• _TASK TO COMPLETE_: Report every line from the material that contains the word "structured".

• _Figure dataset records_:
* * *

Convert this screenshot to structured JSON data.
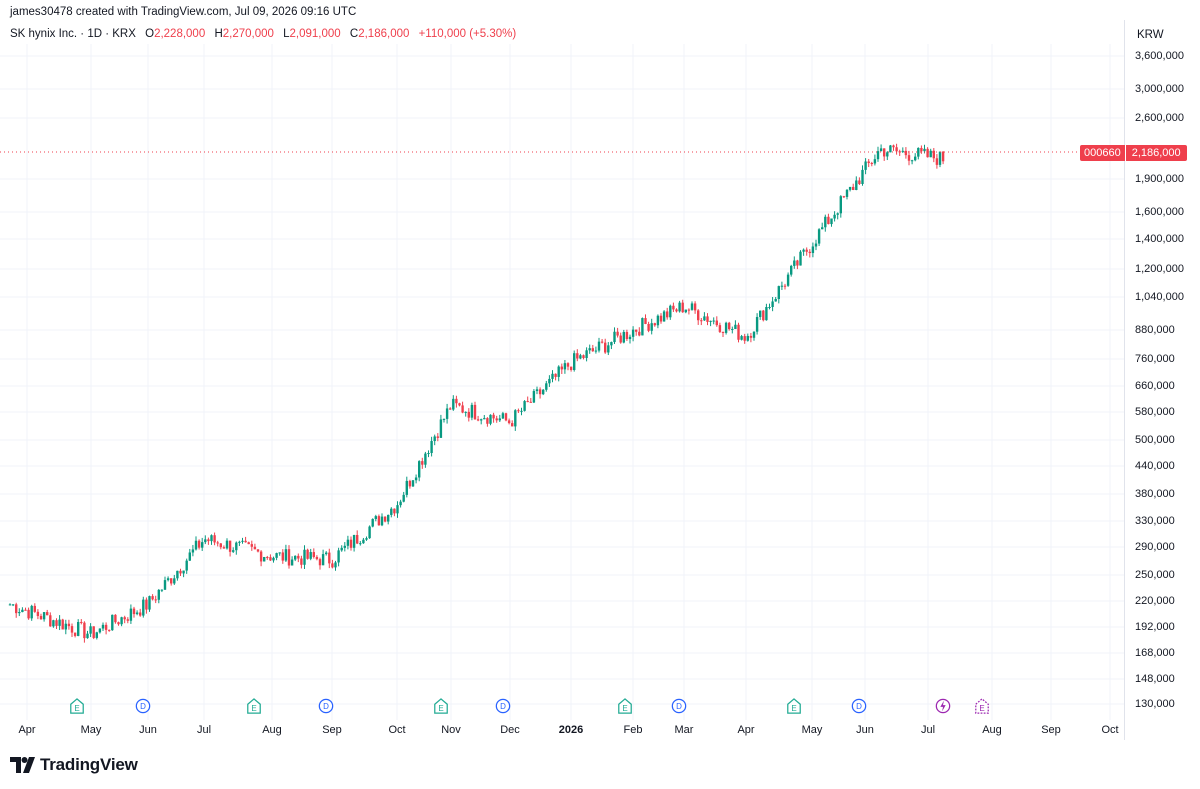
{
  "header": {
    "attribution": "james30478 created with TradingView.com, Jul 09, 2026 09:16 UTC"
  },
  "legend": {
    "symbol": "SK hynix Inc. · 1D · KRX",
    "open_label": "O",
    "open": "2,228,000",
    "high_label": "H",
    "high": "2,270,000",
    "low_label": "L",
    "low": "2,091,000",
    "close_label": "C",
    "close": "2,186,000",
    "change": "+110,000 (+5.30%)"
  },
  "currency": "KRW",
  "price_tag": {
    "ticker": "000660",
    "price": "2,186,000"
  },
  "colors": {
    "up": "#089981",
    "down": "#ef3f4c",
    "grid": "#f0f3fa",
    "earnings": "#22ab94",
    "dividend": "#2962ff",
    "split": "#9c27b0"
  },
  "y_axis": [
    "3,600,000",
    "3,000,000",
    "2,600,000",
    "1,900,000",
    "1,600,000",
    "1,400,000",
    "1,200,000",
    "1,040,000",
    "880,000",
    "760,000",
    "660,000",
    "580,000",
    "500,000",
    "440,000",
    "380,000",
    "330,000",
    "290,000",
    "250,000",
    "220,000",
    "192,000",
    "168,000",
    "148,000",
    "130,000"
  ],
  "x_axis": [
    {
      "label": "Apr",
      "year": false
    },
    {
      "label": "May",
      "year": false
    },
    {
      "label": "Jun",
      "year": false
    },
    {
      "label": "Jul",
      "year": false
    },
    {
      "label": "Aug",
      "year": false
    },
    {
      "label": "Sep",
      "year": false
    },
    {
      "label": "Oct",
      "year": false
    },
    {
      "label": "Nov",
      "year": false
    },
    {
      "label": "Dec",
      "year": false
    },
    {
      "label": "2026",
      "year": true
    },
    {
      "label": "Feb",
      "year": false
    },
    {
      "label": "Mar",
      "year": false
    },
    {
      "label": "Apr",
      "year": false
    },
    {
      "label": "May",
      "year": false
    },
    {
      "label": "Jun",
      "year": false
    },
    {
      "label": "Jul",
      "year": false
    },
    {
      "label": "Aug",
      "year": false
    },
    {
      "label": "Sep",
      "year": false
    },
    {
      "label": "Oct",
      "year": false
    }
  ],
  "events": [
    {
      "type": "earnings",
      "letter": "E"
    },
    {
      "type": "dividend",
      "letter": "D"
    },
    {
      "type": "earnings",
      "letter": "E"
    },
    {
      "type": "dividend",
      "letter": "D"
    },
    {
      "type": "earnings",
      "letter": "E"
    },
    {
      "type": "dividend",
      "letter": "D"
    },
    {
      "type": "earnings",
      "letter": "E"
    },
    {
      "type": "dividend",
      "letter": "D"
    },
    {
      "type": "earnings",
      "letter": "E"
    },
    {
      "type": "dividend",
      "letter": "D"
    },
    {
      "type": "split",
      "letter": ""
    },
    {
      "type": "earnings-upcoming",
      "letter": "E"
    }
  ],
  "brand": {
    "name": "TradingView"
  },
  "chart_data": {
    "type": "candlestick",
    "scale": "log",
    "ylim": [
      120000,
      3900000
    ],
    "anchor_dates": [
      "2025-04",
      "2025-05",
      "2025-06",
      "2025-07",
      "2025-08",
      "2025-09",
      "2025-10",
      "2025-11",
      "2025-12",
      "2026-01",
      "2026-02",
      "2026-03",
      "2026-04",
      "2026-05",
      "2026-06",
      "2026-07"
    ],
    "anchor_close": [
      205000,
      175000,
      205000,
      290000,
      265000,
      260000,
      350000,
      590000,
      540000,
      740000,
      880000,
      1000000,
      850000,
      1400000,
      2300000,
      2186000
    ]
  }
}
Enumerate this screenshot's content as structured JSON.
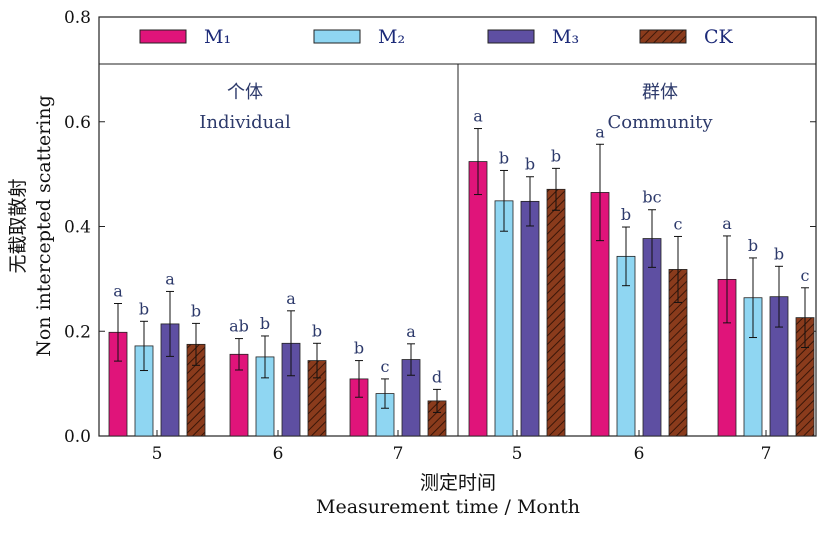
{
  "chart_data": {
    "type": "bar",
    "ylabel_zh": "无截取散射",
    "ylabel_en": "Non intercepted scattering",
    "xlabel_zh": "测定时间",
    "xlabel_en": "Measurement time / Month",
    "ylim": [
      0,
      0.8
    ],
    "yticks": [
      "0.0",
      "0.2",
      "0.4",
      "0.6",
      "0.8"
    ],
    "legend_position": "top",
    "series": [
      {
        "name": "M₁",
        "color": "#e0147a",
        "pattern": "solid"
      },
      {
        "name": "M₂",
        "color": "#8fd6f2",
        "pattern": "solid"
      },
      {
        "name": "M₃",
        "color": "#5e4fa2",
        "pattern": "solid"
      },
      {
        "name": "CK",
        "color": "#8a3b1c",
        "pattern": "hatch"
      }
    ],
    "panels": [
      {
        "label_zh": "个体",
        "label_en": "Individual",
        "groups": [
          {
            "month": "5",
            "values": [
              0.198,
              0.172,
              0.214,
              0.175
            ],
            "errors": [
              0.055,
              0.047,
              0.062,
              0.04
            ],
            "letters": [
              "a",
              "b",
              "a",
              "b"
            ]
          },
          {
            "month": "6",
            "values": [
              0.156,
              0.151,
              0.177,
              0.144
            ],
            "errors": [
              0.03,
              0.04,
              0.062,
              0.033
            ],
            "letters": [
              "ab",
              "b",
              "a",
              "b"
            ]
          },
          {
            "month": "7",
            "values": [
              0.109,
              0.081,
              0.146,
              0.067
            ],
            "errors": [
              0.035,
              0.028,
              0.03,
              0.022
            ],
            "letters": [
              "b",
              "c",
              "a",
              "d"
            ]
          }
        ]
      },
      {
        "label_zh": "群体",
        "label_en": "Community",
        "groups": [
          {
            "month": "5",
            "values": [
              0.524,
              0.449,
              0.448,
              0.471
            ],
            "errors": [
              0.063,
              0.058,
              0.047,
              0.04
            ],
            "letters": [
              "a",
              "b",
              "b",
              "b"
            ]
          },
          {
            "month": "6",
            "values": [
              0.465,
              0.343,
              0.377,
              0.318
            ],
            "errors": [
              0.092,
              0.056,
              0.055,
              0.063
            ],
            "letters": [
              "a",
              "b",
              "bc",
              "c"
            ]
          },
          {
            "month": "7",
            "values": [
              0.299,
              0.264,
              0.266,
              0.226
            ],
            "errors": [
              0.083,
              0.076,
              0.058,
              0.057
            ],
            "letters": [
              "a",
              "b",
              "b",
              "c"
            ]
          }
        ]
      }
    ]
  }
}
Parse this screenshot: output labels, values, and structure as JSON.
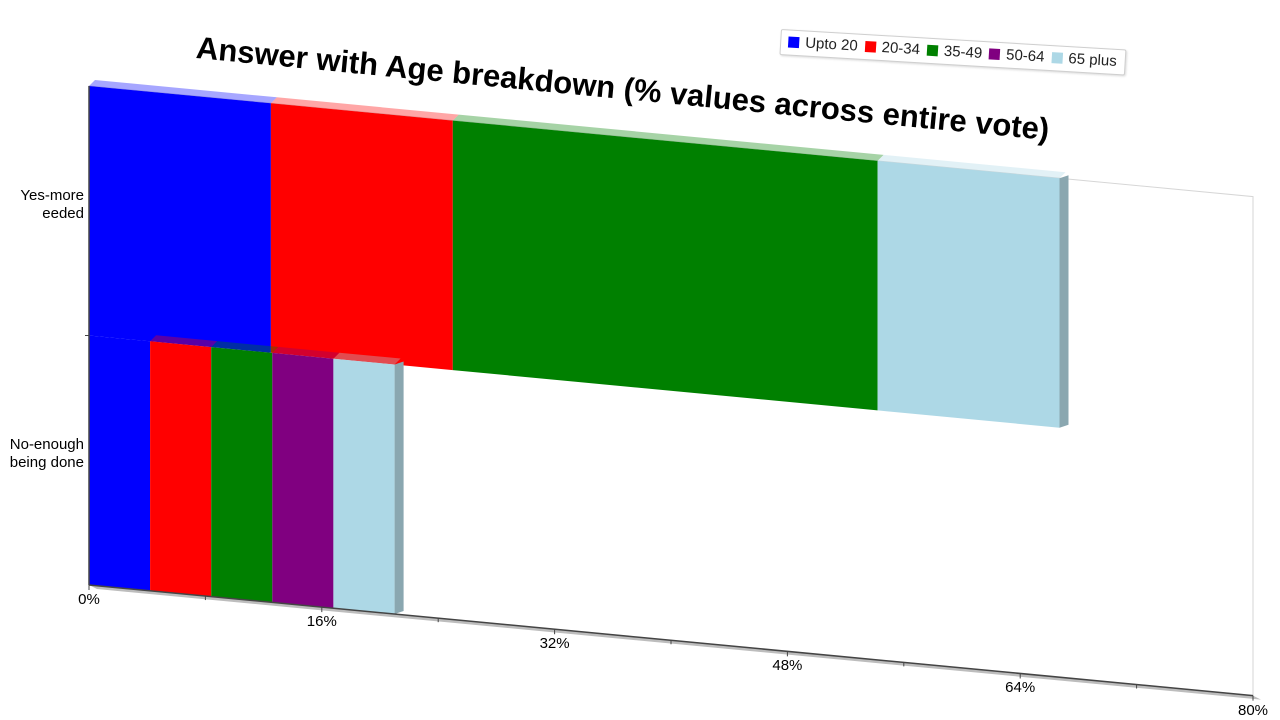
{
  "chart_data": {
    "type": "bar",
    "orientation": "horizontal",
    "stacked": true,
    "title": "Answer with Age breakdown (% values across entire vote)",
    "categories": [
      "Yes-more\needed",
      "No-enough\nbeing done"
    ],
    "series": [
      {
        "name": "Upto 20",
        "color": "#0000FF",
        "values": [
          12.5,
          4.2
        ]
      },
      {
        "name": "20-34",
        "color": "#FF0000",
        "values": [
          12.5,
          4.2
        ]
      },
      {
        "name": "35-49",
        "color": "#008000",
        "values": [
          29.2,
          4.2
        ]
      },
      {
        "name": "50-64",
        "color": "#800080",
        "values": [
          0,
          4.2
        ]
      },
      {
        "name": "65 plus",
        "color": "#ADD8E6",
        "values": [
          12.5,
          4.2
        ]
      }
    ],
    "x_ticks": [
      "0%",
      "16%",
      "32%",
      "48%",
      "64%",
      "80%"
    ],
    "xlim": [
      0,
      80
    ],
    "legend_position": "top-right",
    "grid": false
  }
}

* * *

• _WRITTEN ANSWER_:
Convert this screenshot to structured JSON data.
Enumerate this screenshot's content as structured JSON.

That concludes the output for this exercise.